WHAT THE TASK REQUIRES >>
According to the Sent2Vec passage below, roughly how many sentences does the Toronto Book Corpus contain?

PASSAGE SHOWN >>
┄┄┄┄┄┄┄┄┄┄
Parallelization of cythonised code

The next step was to make the code run in parallel, to make use of multicore machines. Due to the simplicity of the model, parallel training is straight-forward using parallelized or distributed SGD. In standard Python, the GIL aka Global Interpreter Lock enforces single-threaded execution for CPU-bound tasks. But with Sent2vec’s cythonised version I was already working with low-level C++ calls so the GIL was no issue. Sent2Vec’s multithreaded version is inspired by Gensim’s Word2Vec, which accepts a generic sequence of sentences and a fixed number of sentences is taken and put in a job queue, from which worker threads repeatedly lift jobs for training. The core computation is done inside _do_train_job_util, which is the function I optimized with Cython and BLAS. We must release the GIL for multithreading to be practical, and this is also done inside _do_train_job_util, using Cython’s nogil syntax.

Benchmarking and Evaluation

For benchmarking, I used the Toronto Corpus, which is a private corpus. The Toronto Book Corpus has all sentences in 11,038 books. It has about 70 million sentences and 0.9 billion words. Only 7,087 out of 11,038 books in Book Corpus are unique. Among them 2089 books have one duplicate, 733 books have two and 95 books have more than two duplicates. Maximum sentence length of 300 is used, i.e. sentences having length greater than 300 are ignored. Comparison is done with Gensim’s Doc2Vec (DBOW and DM) and Gensim's FastText model.

Examples of usage:

from gensim.models import Sent2Vec
from gensim.test.utils import common_texts
model = Sent2Vec(common_texts, size=100, min_count=1)
# For online training:
from gensim.models import Sent2Vec
from gensim.test.utils import common_texts
new_sentences = [['computer', 'artificial', 'intelligence'],
    ['artificial', 'trees'],
    ['human', 'intelligence'],
    ['artificial', 'graph'],
    ['intelligence'],
    ['artificial', 'intelligence', 'system']]
model = Sent2Vec(common_texts, size=100, min_count=1)
model.build_vocab(new_sentences, update=True)
model.train(new_sentences, total_examples=model.corpus_count, epochs=model.epochs)

Here common_texts is a list/stream of sentences, size is the size of the sentence embeddings and min_count refers to the minimum frequency of words. Several other parameters for the model can also be specified like epochs (number of iterations over the training corpus), dropout_k (number of ngrams dropped while training the model), workers (number of worker threads used for training to ensure faster training on multicore machines), etc. For a full list of parameters that Sent2Vec supports take a look at the documentation.

Sentence embeddings are evaluated for various tasks. I evaluated classification of product reviews (CR) (Hu and Liu, 2004), opinion polarity (MPQA) (Wiebe et al, 2005), movie review sentiment (MR) (Pang & Lee, 2005), subjectivity classification (SUBJ) (Pang & Lee, 2004) and question type classification (TREC) (Voorhees, 2002). To classify, I used the SentEval evaluation toolkit for sentence embeddings.
┄┄┄┄┄┄┄┄┄┄
Data listing >>
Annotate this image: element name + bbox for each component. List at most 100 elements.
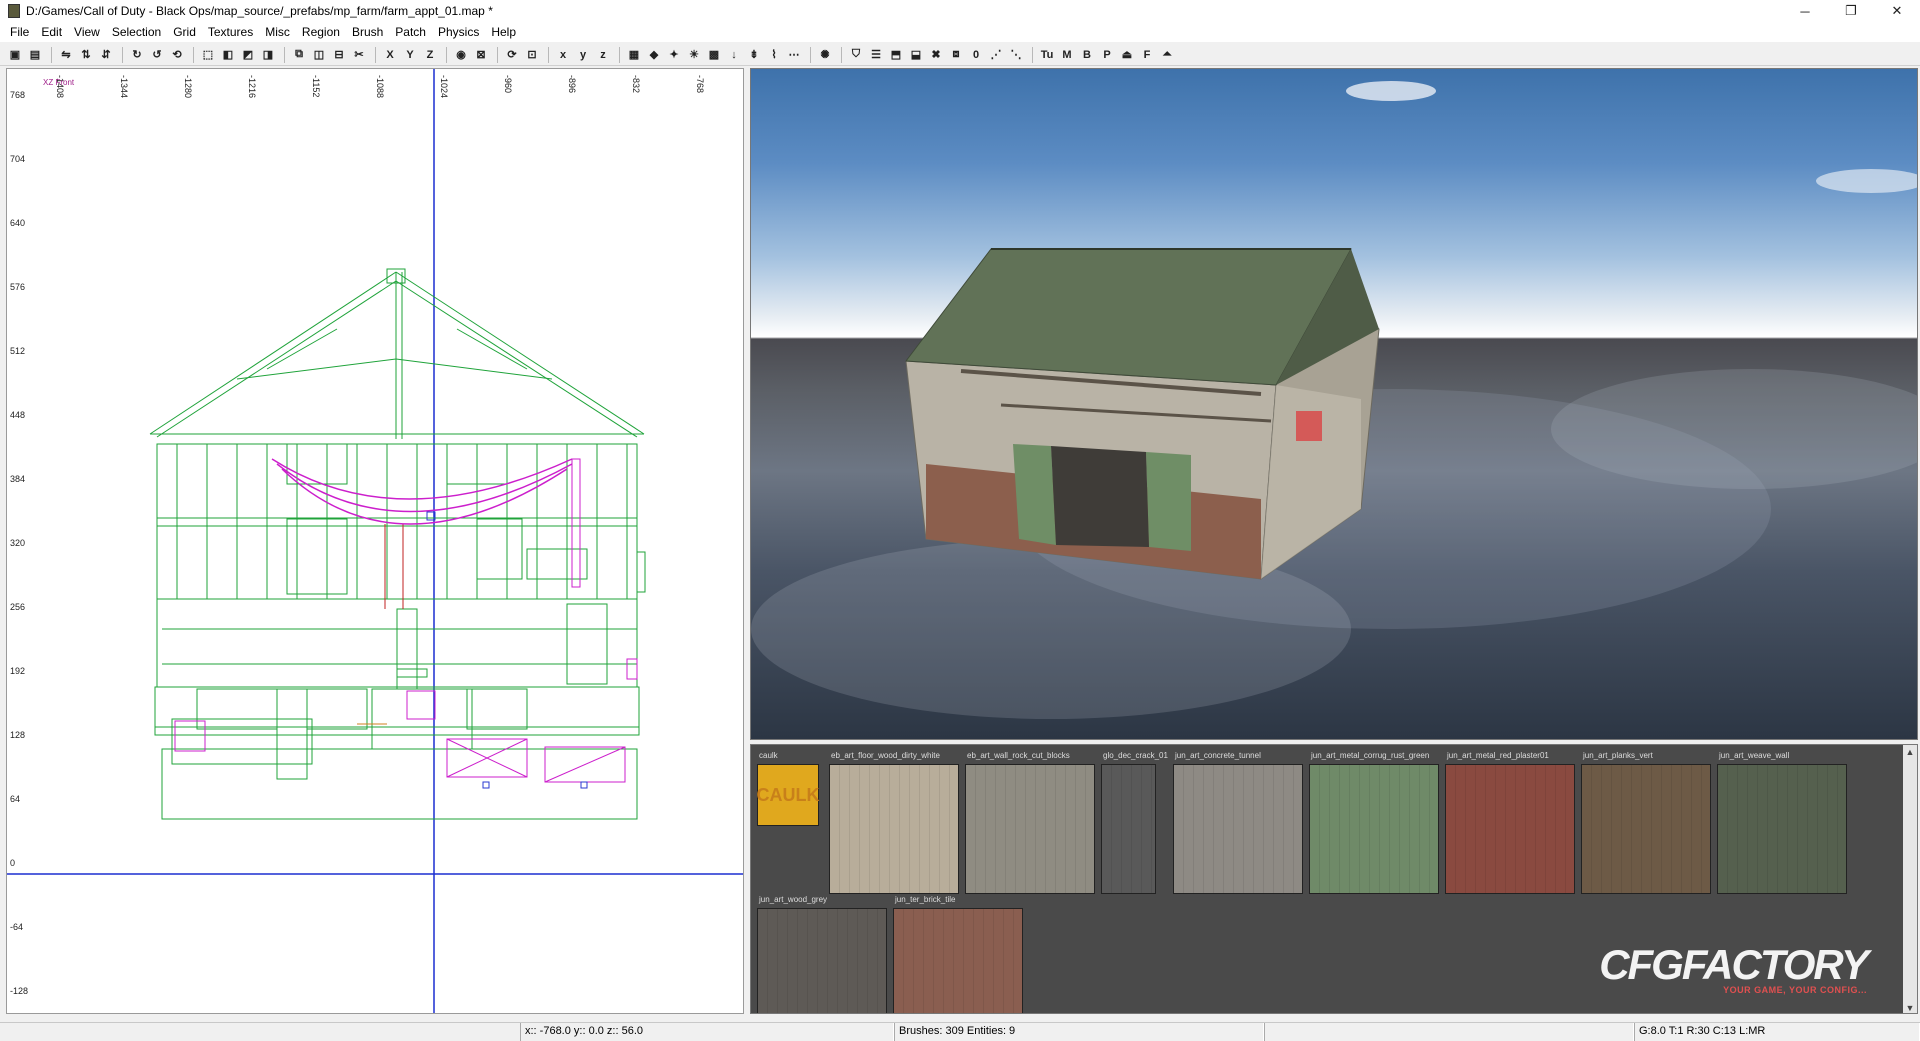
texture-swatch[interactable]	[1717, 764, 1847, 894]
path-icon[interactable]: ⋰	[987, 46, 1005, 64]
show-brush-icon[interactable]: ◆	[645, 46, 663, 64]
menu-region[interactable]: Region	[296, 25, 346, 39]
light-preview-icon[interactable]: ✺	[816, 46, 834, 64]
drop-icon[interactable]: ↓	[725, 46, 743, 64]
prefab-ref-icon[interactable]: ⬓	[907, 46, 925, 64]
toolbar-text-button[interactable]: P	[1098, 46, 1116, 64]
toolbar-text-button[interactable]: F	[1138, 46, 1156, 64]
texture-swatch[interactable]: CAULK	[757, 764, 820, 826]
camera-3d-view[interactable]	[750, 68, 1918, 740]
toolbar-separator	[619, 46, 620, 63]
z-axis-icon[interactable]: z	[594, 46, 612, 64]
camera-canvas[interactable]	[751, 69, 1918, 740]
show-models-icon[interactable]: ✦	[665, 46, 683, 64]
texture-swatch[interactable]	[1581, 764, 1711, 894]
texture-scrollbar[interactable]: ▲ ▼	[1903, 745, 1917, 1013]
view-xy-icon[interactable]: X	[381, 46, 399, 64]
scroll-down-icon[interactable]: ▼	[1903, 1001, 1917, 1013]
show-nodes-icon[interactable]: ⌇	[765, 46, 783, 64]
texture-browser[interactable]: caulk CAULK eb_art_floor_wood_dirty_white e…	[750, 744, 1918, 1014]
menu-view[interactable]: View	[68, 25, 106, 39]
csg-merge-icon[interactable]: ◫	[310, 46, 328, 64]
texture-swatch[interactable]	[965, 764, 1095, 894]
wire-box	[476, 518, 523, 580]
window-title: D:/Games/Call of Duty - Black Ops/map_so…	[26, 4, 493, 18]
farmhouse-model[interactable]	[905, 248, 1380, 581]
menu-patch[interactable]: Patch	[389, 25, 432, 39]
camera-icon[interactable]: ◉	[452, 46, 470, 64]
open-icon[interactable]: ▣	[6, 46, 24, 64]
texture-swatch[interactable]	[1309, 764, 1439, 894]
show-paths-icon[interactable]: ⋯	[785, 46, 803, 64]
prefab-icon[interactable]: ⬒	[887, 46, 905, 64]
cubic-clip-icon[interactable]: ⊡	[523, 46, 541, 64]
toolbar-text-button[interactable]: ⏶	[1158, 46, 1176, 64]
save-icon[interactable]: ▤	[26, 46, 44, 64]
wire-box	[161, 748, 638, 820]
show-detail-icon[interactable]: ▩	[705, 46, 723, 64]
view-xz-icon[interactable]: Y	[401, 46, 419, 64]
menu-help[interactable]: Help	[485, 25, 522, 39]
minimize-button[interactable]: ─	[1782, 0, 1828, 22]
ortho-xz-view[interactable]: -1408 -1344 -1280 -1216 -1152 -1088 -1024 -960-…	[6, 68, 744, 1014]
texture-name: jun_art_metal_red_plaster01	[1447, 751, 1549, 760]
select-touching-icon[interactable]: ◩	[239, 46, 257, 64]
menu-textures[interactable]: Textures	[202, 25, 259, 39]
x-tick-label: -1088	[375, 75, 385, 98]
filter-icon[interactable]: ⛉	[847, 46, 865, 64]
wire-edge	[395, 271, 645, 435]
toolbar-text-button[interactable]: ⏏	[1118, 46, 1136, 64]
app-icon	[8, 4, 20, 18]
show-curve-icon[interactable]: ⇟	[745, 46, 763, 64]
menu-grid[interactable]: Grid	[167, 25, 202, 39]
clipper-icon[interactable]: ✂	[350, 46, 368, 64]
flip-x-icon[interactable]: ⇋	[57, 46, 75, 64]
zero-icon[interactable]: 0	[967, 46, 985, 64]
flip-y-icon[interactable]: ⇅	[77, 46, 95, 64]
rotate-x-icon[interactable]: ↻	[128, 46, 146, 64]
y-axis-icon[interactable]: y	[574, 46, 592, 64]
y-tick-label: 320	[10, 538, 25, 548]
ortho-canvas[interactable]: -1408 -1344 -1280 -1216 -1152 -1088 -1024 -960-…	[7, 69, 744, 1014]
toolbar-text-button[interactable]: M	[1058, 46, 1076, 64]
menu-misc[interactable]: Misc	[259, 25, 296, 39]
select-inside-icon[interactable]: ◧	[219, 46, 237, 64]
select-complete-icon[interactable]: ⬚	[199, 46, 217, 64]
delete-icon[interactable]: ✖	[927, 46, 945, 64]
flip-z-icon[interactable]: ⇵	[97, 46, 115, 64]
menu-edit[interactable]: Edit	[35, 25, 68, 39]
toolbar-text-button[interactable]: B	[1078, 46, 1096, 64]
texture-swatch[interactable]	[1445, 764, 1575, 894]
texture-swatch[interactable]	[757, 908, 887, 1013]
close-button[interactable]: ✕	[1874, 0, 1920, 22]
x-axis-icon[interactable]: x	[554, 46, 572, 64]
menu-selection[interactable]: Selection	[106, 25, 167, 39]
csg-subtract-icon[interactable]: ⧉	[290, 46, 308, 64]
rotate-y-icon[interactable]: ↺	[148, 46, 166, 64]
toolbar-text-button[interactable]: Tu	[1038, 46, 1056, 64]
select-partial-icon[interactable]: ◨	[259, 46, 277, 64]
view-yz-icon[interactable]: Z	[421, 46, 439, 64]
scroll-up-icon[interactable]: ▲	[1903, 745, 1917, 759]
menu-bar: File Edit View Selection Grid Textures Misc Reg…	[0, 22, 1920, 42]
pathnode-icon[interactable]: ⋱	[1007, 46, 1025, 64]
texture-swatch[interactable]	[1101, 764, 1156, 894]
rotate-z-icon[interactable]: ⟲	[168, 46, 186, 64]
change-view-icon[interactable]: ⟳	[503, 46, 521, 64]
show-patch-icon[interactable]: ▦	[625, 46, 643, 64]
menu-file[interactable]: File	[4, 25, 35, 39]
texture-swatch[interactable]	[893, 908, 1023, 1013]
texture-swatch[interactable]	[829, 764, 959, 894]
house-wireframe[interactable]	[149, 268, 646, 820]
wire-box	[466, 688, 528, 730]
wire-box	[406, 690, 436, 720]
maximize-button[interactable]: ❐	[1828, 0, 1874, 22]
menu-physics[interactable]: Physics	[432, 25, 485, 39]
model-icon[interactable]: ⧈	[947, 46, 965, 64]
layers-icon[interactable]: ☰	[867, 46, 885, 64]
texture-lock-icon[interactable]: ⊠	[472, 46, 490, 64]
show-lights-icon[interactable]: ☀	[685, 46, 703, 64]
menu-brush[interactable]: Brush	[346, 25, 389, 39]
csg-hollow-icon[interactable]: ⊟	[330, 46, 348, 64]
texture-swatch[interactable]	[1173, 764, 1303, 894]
┄┄┄┄┄┄┄┄┄┄
TASK OUTPUT >>
About 70 million sentences.